WRITTEN EXERCISE: Repeat the material exactly, every line of it.

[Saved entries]
----------------------------------------
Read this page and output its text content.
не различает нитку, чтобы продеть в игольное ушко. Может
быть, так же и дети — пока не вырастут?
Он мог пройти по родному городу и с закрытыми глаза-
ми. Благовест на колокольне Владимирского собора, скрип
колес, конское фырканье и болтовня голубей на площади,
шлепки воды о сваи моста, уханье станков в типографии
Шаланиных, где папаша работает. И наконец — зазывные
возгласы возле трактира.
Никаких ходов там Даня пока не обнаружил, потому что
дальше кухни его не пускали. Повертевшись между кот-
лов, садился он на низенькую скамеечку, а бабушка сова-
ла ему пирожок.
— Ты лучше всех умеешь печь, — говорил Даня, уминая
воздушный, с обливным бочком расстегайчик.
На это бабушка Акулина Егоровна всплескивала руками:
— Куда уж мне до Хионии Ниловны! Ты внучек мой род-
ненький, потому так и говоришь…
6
----------------------------------------
FULL ANSWER:
Read this page and output its text content.
не различает нитку, чтобы продеть в игольное ушко. Может
быть, так же и дети — пока не вырастут?
Он мог пройти по родному городу и с закрытыми глаза-
ми. Благовест на колокольне Владимирского собора, скрип
колес, конское фырканье и болтовня голубей на площади,
шлепки воды о сваи моста, уханье станков в типографии
Шаланиных, где папаша работает. И наконец — зазывные
возгласы возле трактира.
Никаких ходов там Даня пока не обнаружил, потому что
дальше кухни его не пускали. Повертевшись между кот-
лов, садился он на низенькую скамеечку, а бабушка сова-
ла ему пирожок.
— Ты лучше всех умеешь печь, — говорил Даня, уминая
воздушный, с обливным бочком расстегайчик.
На это бабушка Акулина Егоровна всплескивала руками:
— Куда уж мне до Хионии Ниловны! Ты внучек мой род-
ненький, потому так и говоришь…
6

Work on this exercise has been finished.